**Prompt**
Reproduce each line that includes the word "Capability".

---------------

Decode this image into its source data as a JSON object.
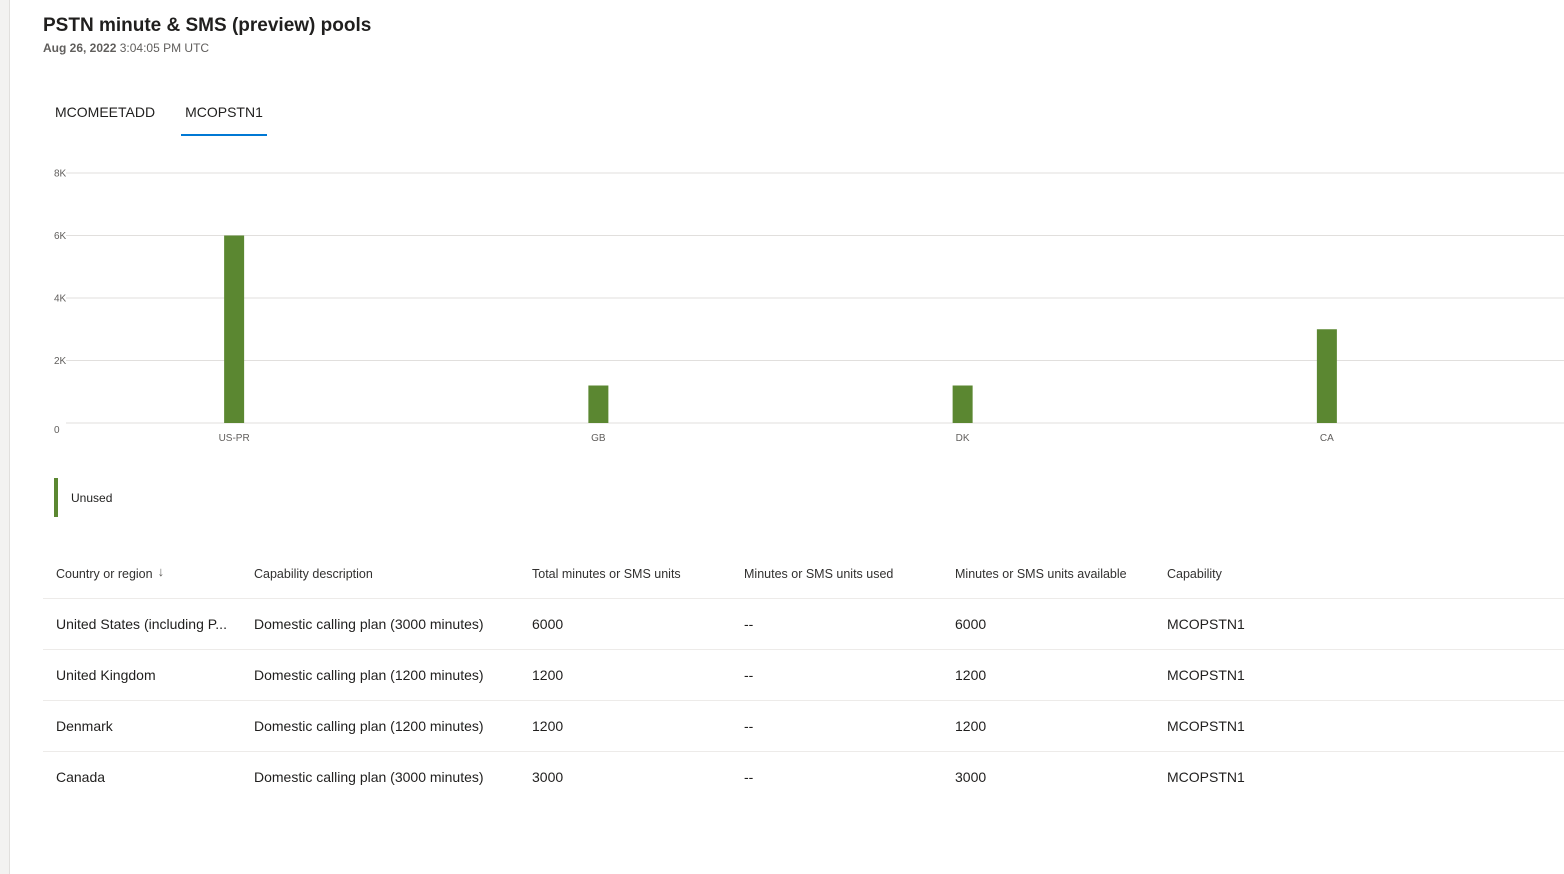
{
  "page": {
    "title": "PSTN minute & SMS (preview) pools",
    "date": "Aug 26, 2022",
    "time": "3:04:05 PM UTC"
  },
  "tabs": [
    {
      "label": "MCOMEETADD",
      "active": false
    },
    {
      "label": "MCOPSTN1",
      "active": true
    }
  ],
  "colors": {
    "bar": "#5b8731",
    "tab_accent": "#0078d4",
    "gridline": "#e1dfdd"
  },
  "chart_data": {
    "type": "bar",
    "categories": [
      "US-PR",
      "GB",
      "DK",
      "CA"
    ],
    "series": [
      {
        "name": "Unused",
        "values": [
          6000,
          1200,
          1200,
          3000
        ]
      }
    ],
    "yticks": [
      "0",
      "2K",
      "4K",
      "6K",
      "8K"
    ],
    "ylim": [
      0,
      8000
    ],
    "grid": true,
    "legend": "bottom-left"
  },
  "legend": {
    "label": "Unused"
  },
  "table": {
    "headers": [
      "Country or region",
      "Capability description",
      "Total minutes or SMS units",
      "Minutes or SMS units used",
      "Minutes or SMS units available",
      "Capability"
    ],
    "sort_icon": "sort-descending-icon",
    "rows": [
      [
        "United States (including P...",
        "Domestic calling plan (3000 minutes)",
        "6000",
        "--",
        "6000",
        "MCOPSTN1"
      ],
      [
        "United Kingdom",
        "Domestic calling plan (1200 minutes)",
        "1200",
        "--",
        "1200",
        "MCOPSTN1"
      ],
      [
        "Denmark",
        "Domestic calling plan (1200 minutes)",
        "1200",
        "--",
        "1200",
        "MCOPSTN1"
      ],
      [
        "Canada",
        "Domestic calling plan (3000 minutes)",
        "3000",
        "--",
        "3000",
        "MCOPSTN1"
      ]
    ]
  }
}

---------------

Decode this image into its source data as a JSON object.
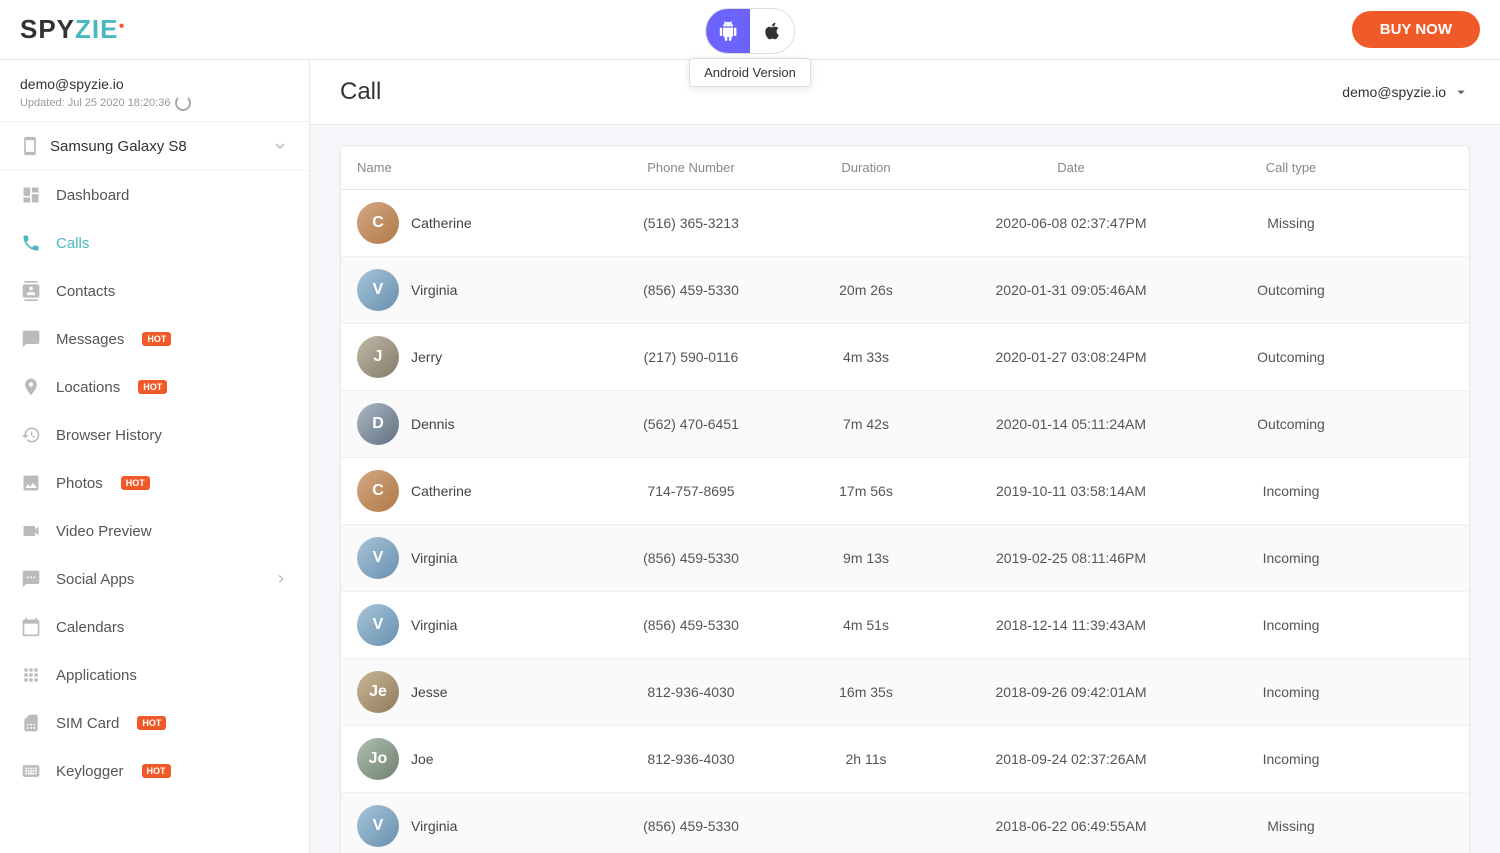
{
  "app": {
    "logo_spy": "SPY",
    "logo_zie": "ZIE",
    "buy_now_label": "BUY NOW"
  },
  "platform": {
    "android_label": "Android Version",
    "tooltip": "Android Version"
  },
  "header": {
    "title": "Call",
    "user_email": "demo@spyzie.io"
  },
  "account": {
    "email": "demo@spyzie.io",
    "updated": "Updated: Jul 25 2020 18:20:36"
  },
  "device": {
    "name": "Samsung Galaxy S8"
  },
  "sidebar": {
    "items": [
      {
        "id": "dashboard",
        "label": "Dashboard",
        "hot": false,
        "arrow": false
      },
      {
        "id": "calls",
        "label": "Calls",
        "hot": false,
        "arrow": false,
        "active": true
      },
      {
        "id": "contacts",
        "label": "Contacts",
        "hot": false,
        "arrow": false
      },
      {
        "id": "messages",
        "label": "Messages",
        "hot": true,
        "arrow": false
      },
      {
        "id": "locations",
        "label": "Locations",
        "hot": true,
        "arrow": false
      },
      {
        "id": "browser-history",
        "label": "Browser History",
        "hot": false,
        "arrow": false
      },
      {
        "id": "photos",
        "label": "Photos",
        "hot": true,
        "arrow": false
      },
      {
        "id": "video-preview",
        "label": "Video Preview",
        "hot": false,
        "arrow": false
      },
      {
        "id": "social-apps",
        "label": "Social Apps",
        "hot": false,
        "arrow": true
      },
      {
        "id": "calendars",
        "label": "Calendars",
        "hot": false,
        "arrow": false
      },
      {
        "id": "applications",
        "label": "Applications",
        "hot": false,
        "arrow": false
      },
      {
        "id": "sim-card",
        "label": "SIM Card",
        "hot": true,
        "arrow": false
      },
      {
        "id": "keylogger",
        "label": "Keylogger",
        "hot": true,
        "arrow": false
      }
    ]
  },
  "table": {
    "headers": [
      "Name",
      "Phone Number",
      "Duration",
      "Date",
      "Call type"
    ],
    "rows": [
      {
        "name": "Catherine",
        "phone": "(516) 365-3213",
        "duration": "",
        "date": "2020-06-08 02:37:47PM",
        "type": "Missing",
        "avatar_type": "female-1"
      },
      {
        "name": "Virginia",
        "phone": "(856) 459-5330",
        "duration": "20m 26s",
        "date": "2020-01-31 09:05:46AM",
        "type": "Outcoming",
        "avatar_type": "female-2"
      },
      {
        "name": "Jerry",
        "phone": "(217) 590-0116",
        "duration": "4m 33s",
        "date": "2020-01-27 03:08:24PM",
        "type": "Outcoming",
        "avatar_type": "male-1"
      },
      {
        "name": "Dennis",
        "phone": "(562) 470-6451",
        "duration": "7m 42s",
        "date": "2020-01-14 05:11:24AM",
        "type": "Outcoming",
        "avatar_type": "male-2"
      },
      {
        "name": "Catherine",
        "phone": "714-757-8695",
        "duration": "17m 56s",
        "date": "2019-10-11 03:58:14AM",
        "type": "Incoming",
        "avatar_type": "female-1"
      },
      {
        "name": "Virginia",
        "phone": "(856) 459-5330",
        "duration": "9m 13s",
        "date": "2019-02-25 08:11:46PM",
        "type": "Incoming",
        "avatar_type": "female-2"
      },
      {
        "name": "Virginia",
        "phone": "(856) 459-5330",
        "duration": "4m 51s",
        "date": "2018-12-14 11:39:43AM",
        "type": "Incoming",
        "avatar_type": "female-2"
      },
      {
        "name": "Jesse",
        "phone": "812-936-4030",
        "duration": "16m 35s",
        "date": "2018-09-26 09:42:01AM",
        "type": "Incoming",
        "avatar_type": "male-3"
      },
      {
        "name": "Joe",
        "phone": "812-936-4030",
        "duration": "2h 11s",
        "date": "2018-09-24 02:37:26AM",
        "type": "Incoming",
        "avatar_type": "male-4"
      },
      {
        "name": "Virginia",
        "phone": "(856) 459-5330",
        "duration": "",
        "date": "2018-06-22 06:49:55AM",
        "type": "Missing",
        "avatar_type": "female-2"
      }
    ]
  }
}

---------------

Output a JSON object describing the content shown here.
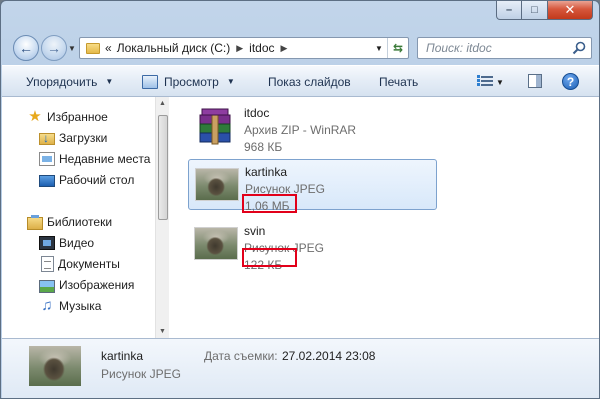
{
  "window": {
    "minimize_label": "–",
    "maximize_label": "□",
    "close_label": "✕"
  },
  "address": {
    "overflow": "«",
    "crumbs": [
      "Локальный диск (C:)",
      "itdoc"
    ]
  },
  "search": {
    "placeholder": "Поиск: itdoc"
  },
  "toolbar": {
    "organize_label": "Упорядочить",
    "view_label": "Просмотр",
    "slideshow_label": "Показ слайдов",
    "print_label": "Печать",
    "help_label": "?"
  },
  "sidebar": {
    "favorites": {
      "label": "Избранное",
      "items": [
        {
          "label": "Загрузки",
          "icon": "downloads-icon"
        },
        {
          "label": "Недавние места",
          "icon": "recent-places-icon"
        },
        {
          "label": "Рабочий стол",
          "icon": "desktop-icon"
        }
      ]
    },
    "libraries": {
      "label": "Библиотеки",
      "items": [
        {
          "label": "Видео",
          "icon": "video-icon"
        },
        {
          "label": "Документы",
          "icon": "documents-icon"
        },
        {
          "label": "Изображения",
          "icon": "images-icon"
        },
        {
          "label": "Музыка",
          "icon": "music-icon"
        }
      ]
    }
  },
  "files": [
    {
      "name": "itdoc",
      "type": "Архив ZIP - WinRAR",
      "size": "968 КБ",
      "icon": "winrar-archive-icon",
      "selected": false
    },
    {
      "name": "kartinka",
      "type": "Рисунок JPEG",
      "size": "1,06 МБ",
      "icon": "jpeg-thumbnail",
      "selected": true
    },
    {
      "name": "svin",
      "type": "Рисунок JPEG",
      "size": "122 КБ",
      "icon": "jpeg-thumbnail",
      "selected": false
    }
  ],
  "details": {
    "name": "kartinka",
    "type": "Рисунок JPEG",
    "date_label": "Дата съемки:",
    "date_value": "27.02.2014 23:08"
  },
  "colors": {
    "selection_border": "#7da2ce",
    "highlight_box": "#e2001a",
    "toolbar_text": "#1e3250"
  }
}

---------------

**Final result**
      "Capability description",
      "Capability"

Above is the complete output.